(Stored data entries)
########
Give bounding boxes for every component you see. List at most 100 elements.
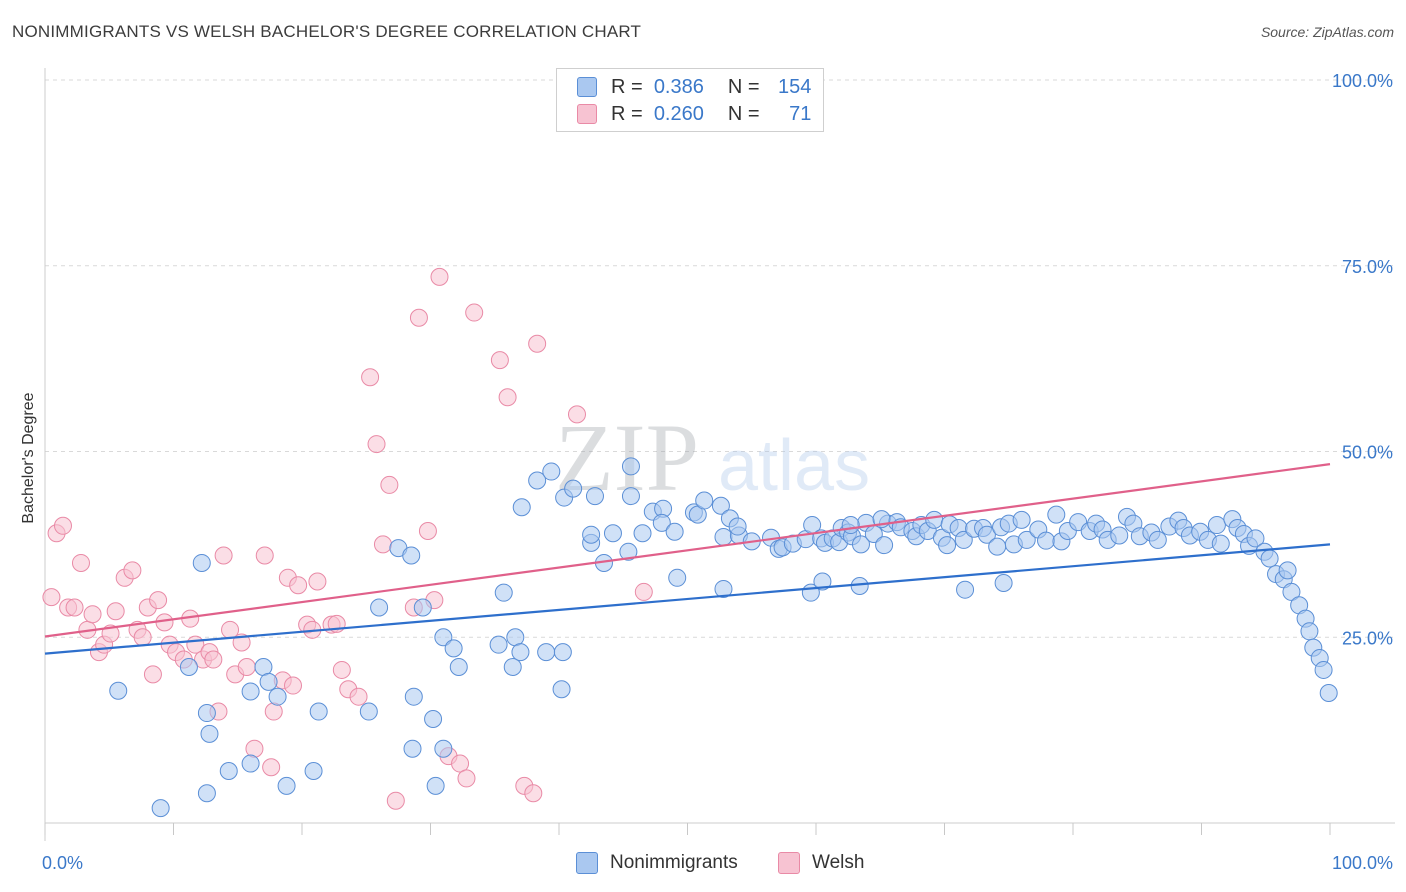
bottom-legend-label: Nonimmigrants — [610, 852, 738, 873]
nonimmigrant-point — [434, 739, 453, 758]
trend-lines — [44, 463, 1331, 655]
nonimmigrant-point — [268, 687, 287, 706]
nonimmigrant-point — [621, 457, 640, 476]
legend-swatch-blue — [577, 77, 597, 97]
nonimmigrant-point — [954, 530, 973, 549]
nonimmigrant-point — [1300, 622, 1319, 641]
welsh-point — [255, 546, 274, 565]
nonimmigrant-point — [977, 525, 996, 544]
welsh-point — [133, 628, 152, 647]
nonimmigrant-point — [875, 536, 894, 555]
nonimmigrant-point — [938, 536, 957, 555]
bottom-legend-welsh[interactable]: Welsh — [778, 852, 864, 874]
nonimmigrant-point — [200, 724, 219, 743]
legend-swatch-pink — [577, 104, 597, 124]
watermark-atlas: atlas — [718, 426, 870, 506]
welsh-point — [524, 784, 543, 803]
bottom-legend-nonimmigrants[interactable]: Nonimmigrants — [576, 852, 738, 874]
nonimmigrant-point — [665, 522, 684, 541]
welsh-point — [498, 388, 517, 407]
nonimmigrant-point — [728, 517, 747, 536]
nonimmigrant-point — [652, 513, 671, 532]
legend-n-label: N = — [727, 75, 760, 98]
welsh-point — [451, 754, 470, 773]
nonimmigrant-trend-line — [44, 543, 1331, 655]
welsh-point — [123, 561, 142, 580]
nonimmigrant-point — [1012, 510, 1031, 529]
y-tick-label: 50.0% — [1342, 443, 1393, 463]
nonimmigrant-point — [413, 598, 432, 617]
nonimmigrant-point — [925, 510, 944, 529]
nonimmigrant-point — [564, 479, 583, 498]
nonimmigrant-point — [1047, 505, 1066, 524]
legend-n-label: N = — [727, 102, 760, 125]
bottom-legend-swatch-blue — [576, 852, 598, 874]
nonimmigrant-point — [241, 754, 260, 773]
nonimmigrant-point — [424, 709, 443, 728]
welsh-point — [204, 650, 223, 669]
welsh-point — [71, 553, 90, 572]
nonimmigrant-point — [585, 487, 604, 506]
welsh-point — [418, 522, 437, 541]
welsh-point — [262, 758, 281, 777]
nonimmigrant-point — [449, 657, 468, 676]
nonimmigrant-point — [494, 583, 513, 602]
nonimmigrant-point — [259, 672, 278, 691]
nonimmigrant-point — [304, 761, 323, 780]
bottom-legend-swatch-pink — [778, 852, 800, 874]
nonimmigrant-point — [434, 628, 453, 647]
welsh-point — [155, 613, 174, 632]
nonimmigrant-point — [370, 598, 389, 617]
nonimmigrant-point — [219, 761, 238, 780]
legend-r-value: 0.386 — [653, 75, 704, 98]
welsh-point — [430, 267, 449, 286]
welsh-point — [367, 435, 386, 454]
nonimmigrant-point — [668, 568, 687, 587]
nonimmigrant-point — [603, 524, 622, 543]
nonimmigrant-point — [309, 702, 328, 721]
nonimmigrant-point — [711, 496, 730, 515]
legend-row-nonimmigrants: R = 0.386 N = 154 — [577, 74, 811, 100]
nonimmigrant-point — [850, 576, 869, 595]
x-tick-label: 100.0% — [1332, 853, 1393, 873]
nonimmigrant-point — [633, 524, 652, 543]
welsh-point — [65, 598, 84, 617]
nonimmigrant-point — [582, 525, 601, 544]
legend-n-value: 154 — [778, 75, 812, 98]
welsh-point — [380, 475, 399, 494]
nonimmigrant-point — [444, 639, 463, 658]
nonimmigrant-point — [1278, 561, 1297, 580]
nonimmigrant-point — [197, 704, 216, 723]
nonimmigrant-point — [695, 491, 714, 510]
welsh-point — [465, 303, 484, 322]
tick-labels: 100.0% 75.0% 50.0% 25.0% 0.0% 100.0% — [42, 71, 1393, 873]
nonimmigrant-point — [197, 784, 216, 803]
chart-source: Source: ZipAtlas.com — [1260, 24, 1394, 40]
legend-r-value: 0.260 — [653, 102, 704, 125]
welsh-point — [53, 516, 72, 535]
nonimmigrant-point — [277, 776, 296, 795]
nonimmigrant-point — [1314, 660, 1333, 679]
nonimmigrant-point — [619, 542, 638, 561]
y-tick-label: 25.0% — [1342, 628, 1393, 648]
nonimmigrant-point — [553, 643, 572, 662]
nonimmigrant-point — [511, 643, 530, 662]
welsh-point — [106, 602, 125, 621]
welsh-point — [308, 572, 327, 591]
y-axis-label: Bachelor's Degree — [20, 392, 37, 523]
welsh-trend-line — [44, 463, 1331, 638]
nonimmigrant-point — [1148, 530, 1167, 549]
welsh-point — [490, 351, 509, 370]
nonimmigrant-point — [403, 739, 422, 758]
welsh-point — [83, 605, 102, 624]
nonimmigrant-point — [552, 680, 571, 699]
chart-title: NONIMMIGRANTS VS WELSH BACHELOR'S DEGREE… — [12, 22, 642, 41]
nonimmigrant-point — [1282, 582, 1301, 601]
legend-row-welsh: R = 0.260 N = 71 — [577, 101, 811, 127]
welsh-point — [373, 535, 392, 554]
nonimmigrant-point — [621, 487, 640, 506]
welsh-point — [149, 591, 168, 610]
nonimmigrant-point — [512, 498, 531, 517]
nonimmigrant-point — [1017, 530, 1036, 549]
########
- [JOB]:
Update all of the records above by replacing every "welsh-point" with "welsh-marker" and leaving everything else unchanged. Omit the pictures from your answer.

- [SOLUTION TO THE EXERCISE]:
Give bounding boxes for every component you see. List at most 100 elements.
bottom-legend-label: Nonimmigrants — [610, 852, 738, 873]
nonimmigrant-point — [434, 739, 453, 758]
trend-lines — [44, 463, 1331, 655]
nonimmigrant-point — [268, 687, 287, 706]
nonimmigrant-point — [621, 457, 640, 476]
legend-swatch-blue — [577, 77, 597, 97]
nonimmigrant-point — [954, 530, 973, 549]
nonimmigrant-point — [1300, 622, 1319, 641]
welsh-marker — [255, 546, 274, 565]
nonimmigrant-point — [977, 525, 996, 544]
welsh-marker — [133, 628, 152, 647]
nonimmigrant-point — [875, 536, 894, 555]
nonimmigrant-point — [938, 536, 957, 555]
bottom-legend-welsh[interactable]: Welsh — [778, 852, 864, 874]
nonimmigrant-point — [200, 724, 219, 743]
legend-swatch-pink — [577, 104, 597, 124]
watermark-atlas: atlas — [718, 426, 870, 506]
welsh-marker — [524, 784, 543, 803]
bottom-legend-nonimmigrants[interactable]: Nonimmigrants — [576, 852, 738, 874]
nonimmigrant-point — [665, 522, 684, 541]
welsh-marker — [498, 388, 517, 407]
nonimmigrant-point — [728, 517, 747, 536]
nonimmigrant-point — [652, 513, 671, 532]
legend-n-label: N = — [727, 75, 760, 98]
welsh-marker — [451, 754, 470, 773]
nonimmigrant-trend-line — [44, 543, 1331, 655]
welsh-marker — [123, 561, 142, 580]
nonimmigrant-point — [1012, 510, 1031, 529]
y-tick-label: 50.0% — [1342, 443, 1393, 463]
nonimmigrant-point — [413, 598, 432, 617]
nonimmigrant-point — [925, 510, 944, 529]
nonimmigrant-point — [564, 479, 583, 498]
nonimmigrant-point — [1047, 505, 1066, 524]
legend-n-label: N = — [727, 102, 760, 125]
bottom-legend-swatch-blue — [576, 852, 598, 874]
nonimmigrant-point — [241, 754, 260, 773]
nonimmigrant-point — [424, 709, 443, 728]
welsh-marker — [204, 650, 223, 669]
welsh-marker — [71, 553, 90, 572]
nonimmigrant-point — [585, 487, 604, 506]
welsh-marker — [418, 522, 437, 541]
welsh-marker — [262, 758, 281, 777]
nonimmigrant-point — [449, 657, 468, 676]
nonimmigrant-point — [494, 583, 513, 602]
nonimmigrant-point — [259, 672, 278, 691]
nonimmigrant-point — [304, 761, 323, 780]
bottom-legend-swatch-pink — [778, 852, 800, 874]
nonimmigrant-point — [434, 628, 453, 647]
welsh-marker — [155, 613, 174, 632]
nonimmigrant-point — [370, 598, 389, 617]
nonimmigrant-point — [219, 761, 238, 780]
legend-r-value: 0.386 — [653, 75, 704, 98]
welsh-marker — [430, 267, 449, 286]
welsh-marker — [367, 435, 386, 454]
nonimmigrant-point — [668, 568, 687, 587]
nonimmigrant-point — [603, 524, 622, 543]
nonimmigrant-point — [309, 702, 328, 721]
nonimmigrant-point — [711, 496, 730, 515]
legend-row-nonimmigrants: R = 0.386 N = 154 — [577, 74, 811, 100]
nonimmigrant-point — [850, 576, 869, 595]
x-tick-label: 100.0% — [1332, 853, 1393, 873]
nonimmigrant-point — [633, 524, 652, 543]
welsh-marker — [65, 598, 84, 617]
nonimmigrant-point — [582, 525, 601, 544]
legend-n-value: 154 — [778, 75, 812, 98]
welsh-marker — [380, 475, 399, 494]
nonimmigrant-point — [444, 639, 463, 658]
nonimmigrant-point — [1278, 561, 1297, 580]
nonimmigrant-point — [197, 704, 216, 723]
nonimmigrant-point — [695, 491, 714, 510]
welsh-marker — [465, 303, 484, 322]
tick-labels: 100.0% 75.0% 50.0% 25.0% 0.0% 100.0% — [42, 71, 1393, 873]
nonimmigrant-point — [197, 784, 216, 803]
chart-source: Source: ZipAtlas.com — [1260, 24, 1394, 40]
legend-r-value: 0.260 — [653, 102, 704, 125]
welsh-marker — [53, 516, 72, 535]
nonimmigrant-point — [277, 776, 296, 795]
nonimmigrant-point — [1314, 660, 1333, 679]
nonimmigrant-point — [619, 542, 638, 561]
y-tick-label: 25.0% — [1342, 628, 1393, 648]
nonimmigrant-point — [553, 643, 572, 662]
nonimmigrant-point — [511, 643, 530, 662]
welsh-marker — [106, 602, 125, 621]
welsh-marker — [308, 572, 327, 591]
y-axis-label: Bachelor's Degree — [20, 392, 37, 523]
welsh-trend-line — [44, 463, 1331, 638]
nonimmigrant-point — [1148, 530, 1167, 549]
welsh-marker — [490, 351, 509, 370]
nonimmigrant-point — [403, 739, 422, 758]
welsh-marker — [83, 605, 102, 624]
nonimmigrant-point — [552, 680, 571, 699]
chart-title: NONIMMIGRANTS VS WELSH BACHELOR'S DEGREE… — [12, 22, 642, 41]
nonimmigrant-point — [1282, 582, 1301, 601]
legend-row-welsh: R = 0.260 N = 71 — [577, 101, 811, 127]
welsh-marker — [373, 535, 392, 554]
nonimmigrant-point — [621, 487, 640, 506]
welsh-marker — [149, 591, 168, 610]
nonimmigrant-point — [512, 498, 531, 517]
nonimmigrant-point — [1017, 530, 1036, 549]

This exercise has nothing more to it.